**REQUIRED TASK**
Pictures stay out of the copy; restate everything else in the material exactly.

**DATA EXTRACT**
* START *

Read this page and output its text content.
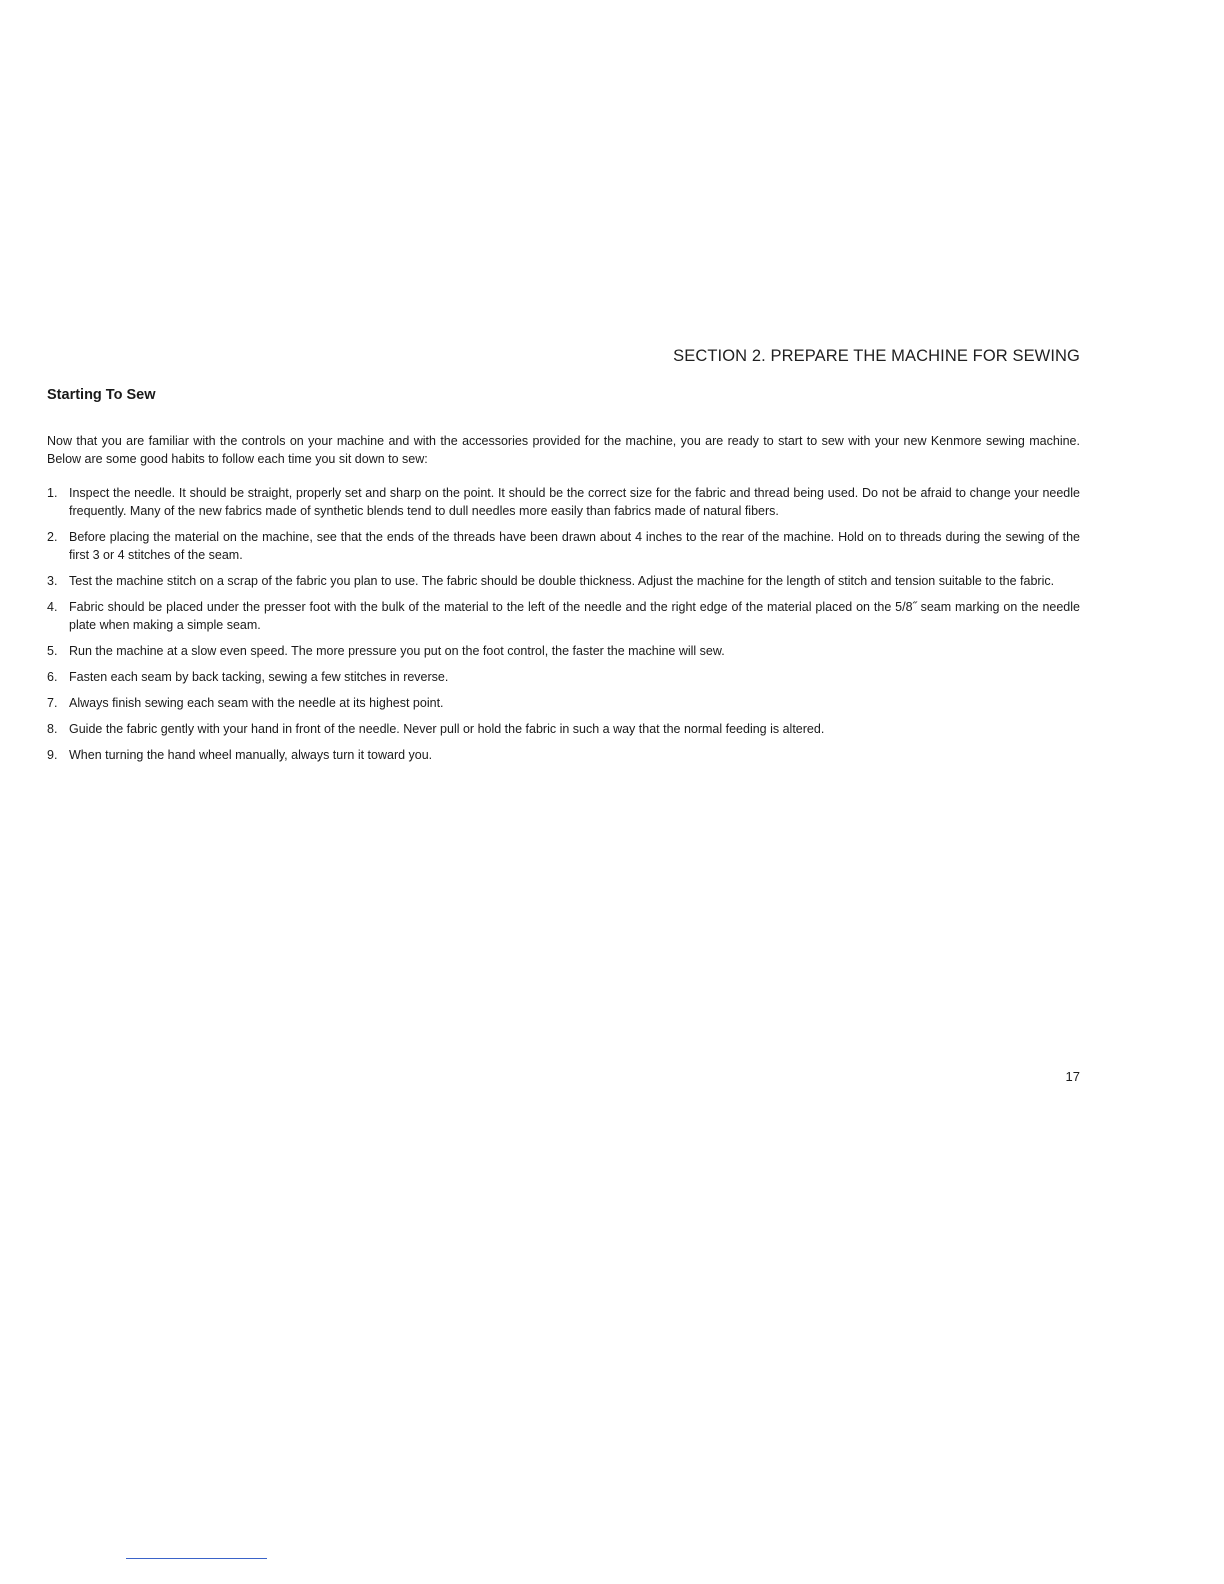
SECTION 2. PREPARE THE MACHINE FOR SEWING
Starting To Sew

Now that you are familiar with the controls on your machine and with the accessories provided for the machine, you are ready to start to sew with your new Kenmore sewing machine. Below are some good habits to follow each time you sit down to sew:

1. Inspect the needle. It should be straight, properly set and sharp on the point. It should be the correct size for the fabric and thread being used. Do not be afraid to change your needle frequently. Many of the new fabrics made of synthetic blends tend to dull needles more easily than fabrics made of natural fibers.
2. Before placing the material on the machine, see that the ends of the threads have been drawn about 4 inches to the rear of the machine. Hold on to threads during the sewing of the first 3 or 4 stitches of the seam.
3. Test the machine stitch on a scrap of the fabric you plan to use. The fabric should be double thickness. Adjust the machine for the length of stitch and tension suitable to the fabric.
4. Fabric should be placed under the presser foot with the bulk of the material to the left of the needle and the right edge of the material placed on the 5/8˝ seam marking on the needle plate when making a simple seam.
5. Run the machine at a slow even speed. The more pressure you put on the foot control, the faster the machine will sew.
6. Fasten each seam by back tacking, sewing a few stitches in reverse.
7. Always finish sewing each seam with the needle at its highest point.
8. Guide the fabric gently with your hand in front of the needle. Never pull or hold the fabric in such a way that the normal feeding is altered.
9. When turning the hand wheel manually, always turn it toward you.
17
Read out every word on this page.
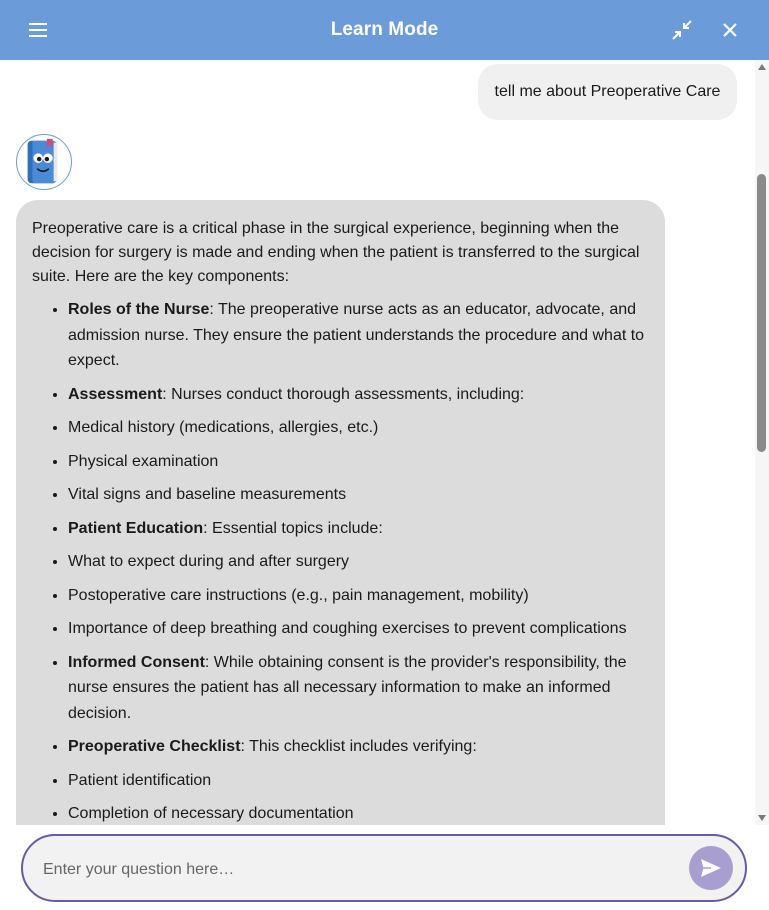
Learn Mode
tell me about Preoperative Care

Preoperative care is a critical phase in the surgical experience, beginning when the decision for surgery is made and ending when the patient is transferred to the surgical suite. Here are the key components:

• Roles of the Nurse: The preoperative nurse acts as an educator, advocate, and admission nurse. They ensure the patient understands the procedure and what to expect.
• Assessment: Nurses conduct thorough assessments, including:
• Medical history (medications, allergies, etc.)
• Physical examination
• Vital signs and baseline measurements
• Patient Education: Essential topics include:
• What to expect during and after surgery
• Postoperative care instructions (e.g., pain management, mobility)
• Importance of deep breathing and coughing exercises to prevent complications
• Informed Consent: While obtaining consent is the provider's responsibility, the nurse ensures the patient has all necessary information to make an informed decision.
• Preoperative Checklist: This checklist includes verifying:
• Patient identification
• Completion of necessary documentation
Enter your question here…
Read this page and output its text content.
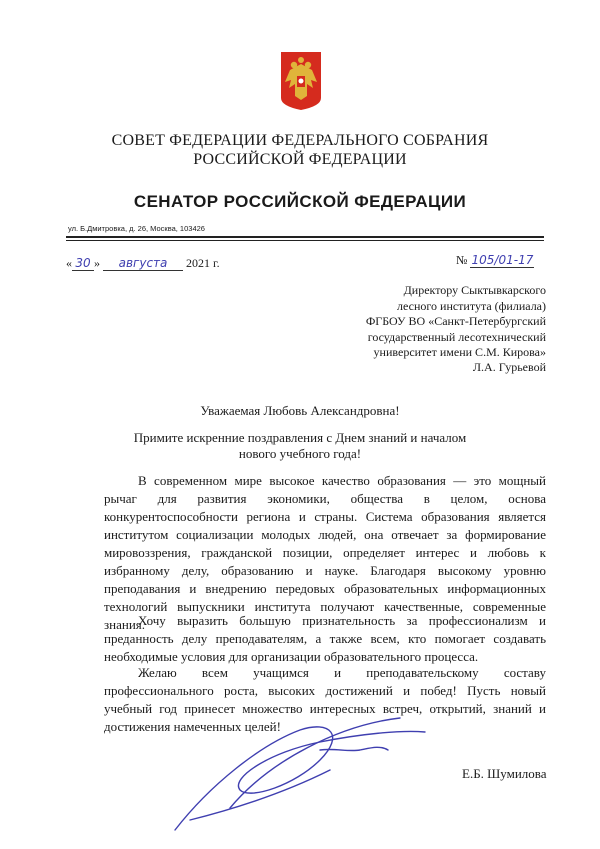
СОВЕТ ФЕДЕРАЦИИ ФЕДЕРАЛЬНОГО СОБРАНИЯ
РОССИЙСКОЙ ФЕДЕРАЦИИ
СЕНАТОР РОССИЙСКОЙ ФЕДЕРАЦИИ
ул. Б.Дмитровка, д. 26, Москва, 103426
« 30 » августа 2021 г.	№ 105/01-17
Директору Сыктывкарского
лесного института (филиала)
ФГБОУ ВО «Санкт-Петербургский
государственный лесотехнический
университет имени С.М. Кирова»
Л.А. Гурьевой
Уважаемая Любовь Александровна!
Примите искренние поздравления с Днем знаний и началом
нового учебного года!
В современном мире высокое качество образования — это мощный рычаг для развития экономики, общества в целом, основа конкурентоспособности региона и страны. Система образования является институтом социализации молодых людей, она отвечает за формирование мировоззрения, гражданской позиции, определяет интерес и любовь к избранному делу, образованию и науке. Благодаря высокому уровню преподавания и внедрению передовых образовательных информационных технологий выпускники института получают качественные, современные знания.
Хочу выразить большую признательность за профессионализм и преданность делу преподавателям, а также всем, кто помогает создавать необходимые условия для организации образовательного процесса.
Желаю всем учащимся и преподавательскому составу профессионального роста, высоких достижений и побед! Пусть новый учебный год принесет множество интересных встреч, открытий, знаний и достижения намеченных целей!
Е.Б. Шумилова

* END *

**THE RESPONSE**
Read this page and output its text content.
SECTION 2. PREPARE THE MACHINE FOR SEWING
Starting To Sew

Now that you are familiar with the controls on your machine and with the accessories provided for the machine, you are ready to start to sew with your new Kenmore sewing machine. Below are some good habits to follow each time you sit down to sew:

1. Inspect the needle. It should be straight, properly set and sharp on the point. It should be the correct size for the fabric and thread being used. Do not be afraid to change your needle frequently. Many of the new fabrics made of synthetic blends tend to dull needles more easily than fabrics made of natural fibers.
2. Before placing the material on the machine, see that the ends of the threads have been drawn about 4 inches to the rear of the machine. Hold on to threads during the sewing of the first 3 or 4 stitches of the seam.
3. Test the machine stitch on a scrap of the fabric you plan to use. The fabric should be double thickness. Adjust the machine for the length of stitch and tension suitable to the fabric.
4. Fabric should be placed under the presser foot with the bulk of the material to the left of the needle and the right edge of the material placed on the 5/8˝ seam marking on the needle plate when making a simple seam.
5. Run the machine at a slow even speed. The more pressure you put on the foot control, the faster the machine will sew.
6. Fasten each seam by back tacking, sewing a few stitches in reverse.
7. Always finish sewing each seam with the needle at its highest point.
8. Guide the fabric gently with your hand in front of the needle. Never pull or hold the fabric in such a way that the normal feeding is altered.
9. When turning the hand wheel manually, always turn it toward you.
17
Read out every word on this page.
Learn Mode
tell me about Preoperative Care

Preoperative care is a critical phase in the surgical experience, beginning when the decision for surgery is made and ending when the patient is transferred to the surgical suite. Here are the key components:

• Roles of the Nurse: The preoperative nurse acts as an educator, advocate, and admission nurse. They ensure the patient understands the procedure and what to expect.
• Assessment: Nurses conduct thorough assessments, including:
• Medical history (medications, allergies, etc.)
• Physical examination
• Vital signs and baseline measurements
• Patient Education: Essential topics include:
• What to expect during and after surgery
• Postoperative care instructions (e.g., pain management, mobility)
• Importance of deep breathing and coughing exercises to prevent complications
• Informed Consent: While obtaining consent is the provider's responsibility, the nurse ensures the patient has all necessary information to make an informed decision.
• Preoperative Checklist: This checklist includes verifying:
• Patient identification
• Completion of necessary documentation
Enter your question here…
Read this page and output its text content.
СОВЕТ ФЕДЕРАЦИИ ФЕДЕРАЛЬНОГО СОБРАНИЯ
РОССИЙСКОЙ ФЕДЕРАЦИИ
СЕНАТОР РОССИЙСКОЙ ФЕДЕРАЦИИ
ул. Б.Дмитровка, д. 26, Москва, 103426
« 30 » августа 2021 г.	№ 105/01-17
Директору Сыктывкарского
лесного института (филиала)
ФГБОУ ВО «Санкт-Петербургский
государственный лесотехнический
университет имени С.М. Кирова»
Л.А. Гурьевой
Уважаемая Любовь Александровна!
Примите искренние поздравления с Днем знаний и началом
нового учебного года!
В современном мире высокое качество образования — это мощный рычаг для развития экономики, общества в целом, основа конкурентоспособности региона и страны. Система образования является институтом социализации молодых людей, она отвечает за формирование мировоззрения, гражданской позиции, определяет интерес и любовь к избранному делу, образованию и науке. Благодаря высокому уровню преподавания и внедрению передовых образовательных информационных технологий выпускники института получают качественные, современные знания.
Хочу выразить большую признательность за профессионализм и преданность делу преподавателям, а также всем, кто помогает создавать необходимые условия для организации образовательного процесса.
Желаю всем учащимся и преподавательскому составу профессионального роста, высоких достижений и побед! Пусть новый учебный год принесет множество интересных встреч, открытий, знаний и достижения намеченных целей!
Е.Б. Шумилова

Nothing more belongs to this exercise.